OBJECTIVE: Below are some records. Copy every line in them that holds "Dimensions".

┌────────

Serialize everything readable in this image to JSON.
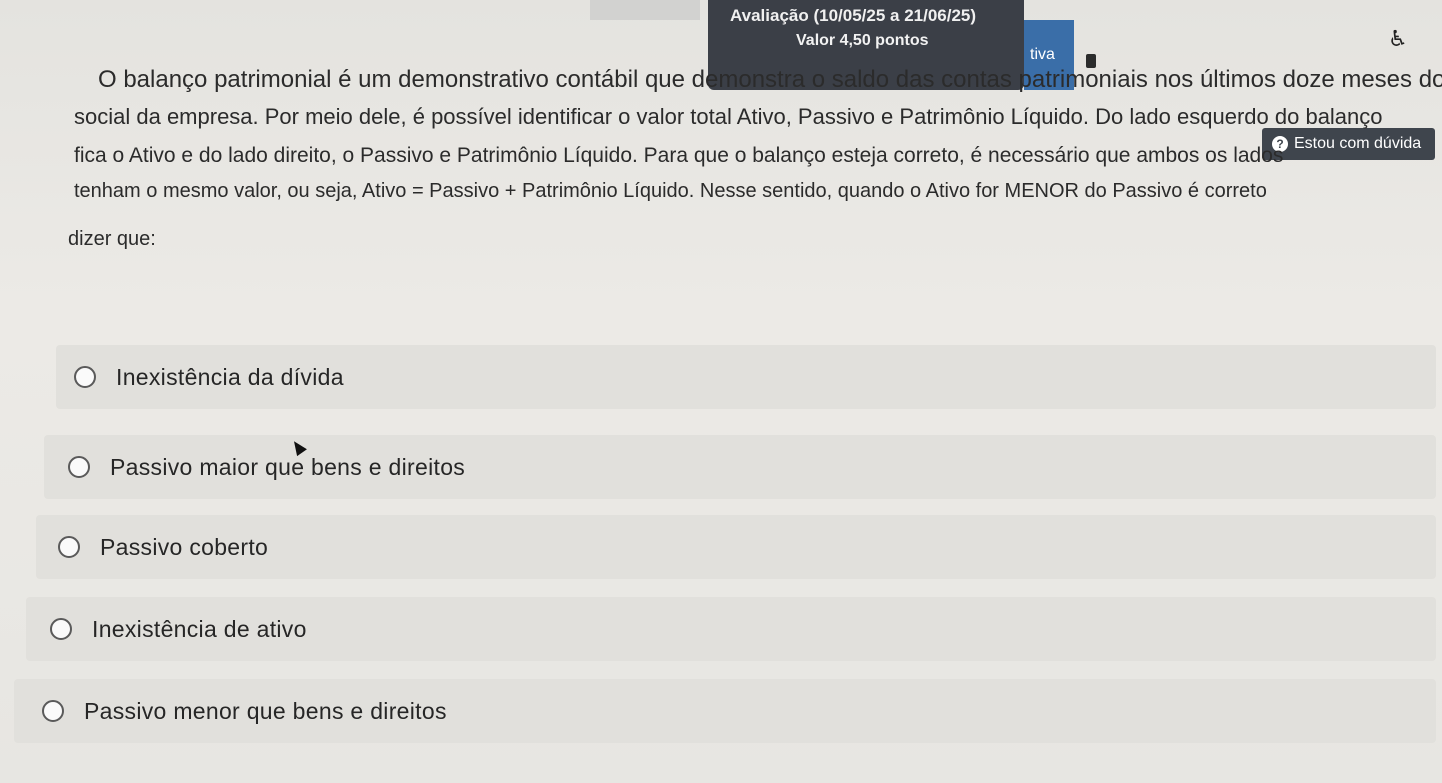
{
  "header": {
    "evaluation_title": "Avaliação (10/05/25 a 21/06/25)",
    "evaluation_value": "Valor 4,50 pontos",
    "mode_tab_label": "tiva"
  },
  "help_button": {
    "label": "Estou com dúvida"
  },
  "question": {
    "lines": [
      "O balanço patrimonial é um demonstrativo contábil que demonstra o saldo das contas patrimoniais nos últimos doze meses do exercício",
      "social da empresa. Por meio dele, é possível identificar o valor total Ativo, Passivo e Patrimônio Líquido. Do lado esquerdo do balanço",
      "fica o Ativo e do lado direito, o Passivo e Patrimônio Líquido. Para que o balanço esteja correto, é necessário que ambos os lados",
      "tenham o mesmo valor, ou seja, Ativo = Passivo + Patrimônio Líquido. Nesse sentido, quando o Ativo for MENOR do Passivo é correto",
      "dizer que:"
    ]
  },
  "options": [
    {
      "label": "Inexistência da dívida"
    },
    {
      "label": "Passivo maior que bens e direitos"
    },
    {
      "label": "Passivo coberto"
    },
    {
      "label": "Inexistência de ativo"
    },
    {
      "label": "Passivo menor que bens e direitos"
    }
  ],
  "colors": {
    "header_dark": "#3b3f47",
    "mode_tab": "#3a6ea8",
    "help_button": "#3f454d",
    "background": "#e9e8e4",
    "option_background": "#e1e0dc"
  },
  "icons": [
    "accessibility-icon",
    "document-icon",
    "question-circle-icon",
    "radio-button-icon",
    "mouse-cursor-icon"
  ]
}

└────────
┌────────

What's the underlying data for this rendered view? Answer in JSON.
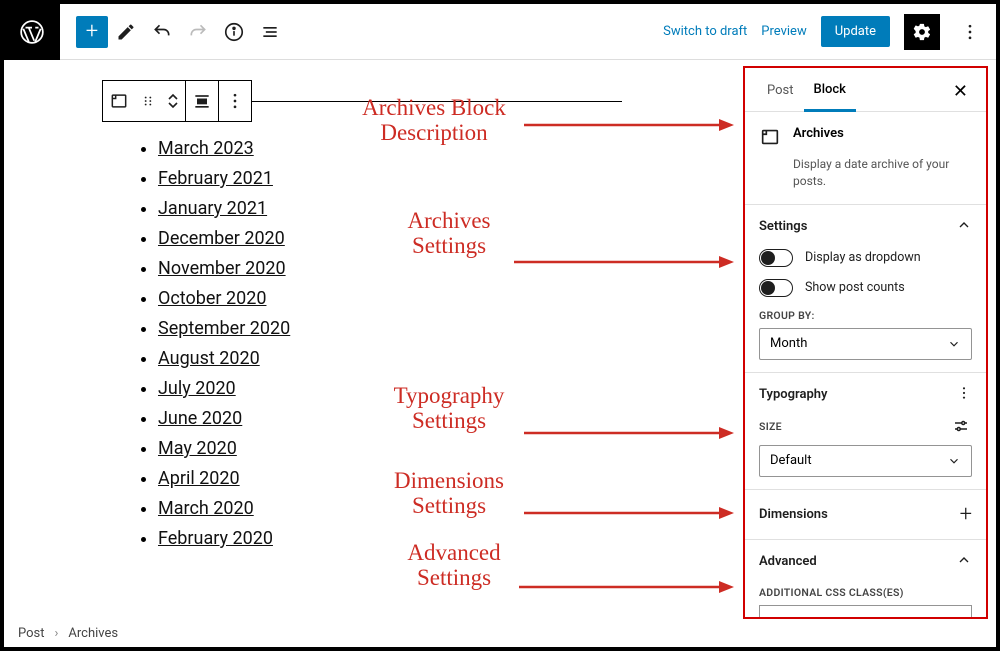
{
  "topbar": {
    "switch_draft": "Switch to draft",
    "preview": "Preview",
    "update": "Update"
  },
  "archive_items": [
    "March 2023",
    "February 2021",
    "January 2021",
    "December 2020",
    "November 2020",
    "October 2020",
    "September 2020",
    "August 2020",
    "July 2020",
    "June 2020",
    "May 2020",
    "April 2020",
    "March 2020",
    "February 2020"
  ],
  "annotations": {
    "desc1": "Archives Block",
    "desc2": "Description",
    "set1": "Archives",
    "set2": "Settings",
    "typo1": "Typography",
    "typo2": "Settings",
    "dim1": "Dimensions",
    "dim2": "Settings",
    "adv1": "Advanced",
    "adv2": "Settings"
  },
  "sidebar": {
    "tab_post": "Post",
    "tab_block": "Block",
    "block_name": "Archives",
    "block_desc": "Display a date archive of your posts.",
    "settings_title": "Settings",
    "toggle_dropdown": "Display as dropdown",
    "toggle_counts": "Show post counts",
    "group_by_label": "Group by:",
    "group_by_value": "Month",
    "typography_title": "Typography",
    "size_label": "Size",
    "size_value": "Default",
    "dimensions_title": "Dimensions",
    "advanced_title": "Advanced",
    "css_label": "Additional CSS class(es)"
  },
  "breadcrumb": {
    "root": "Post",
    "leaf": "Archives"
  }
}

└────────

OUTPUT OF THE TASK:
    "dim1": "Dimensions",
    "dimensions_title": "Dimensions",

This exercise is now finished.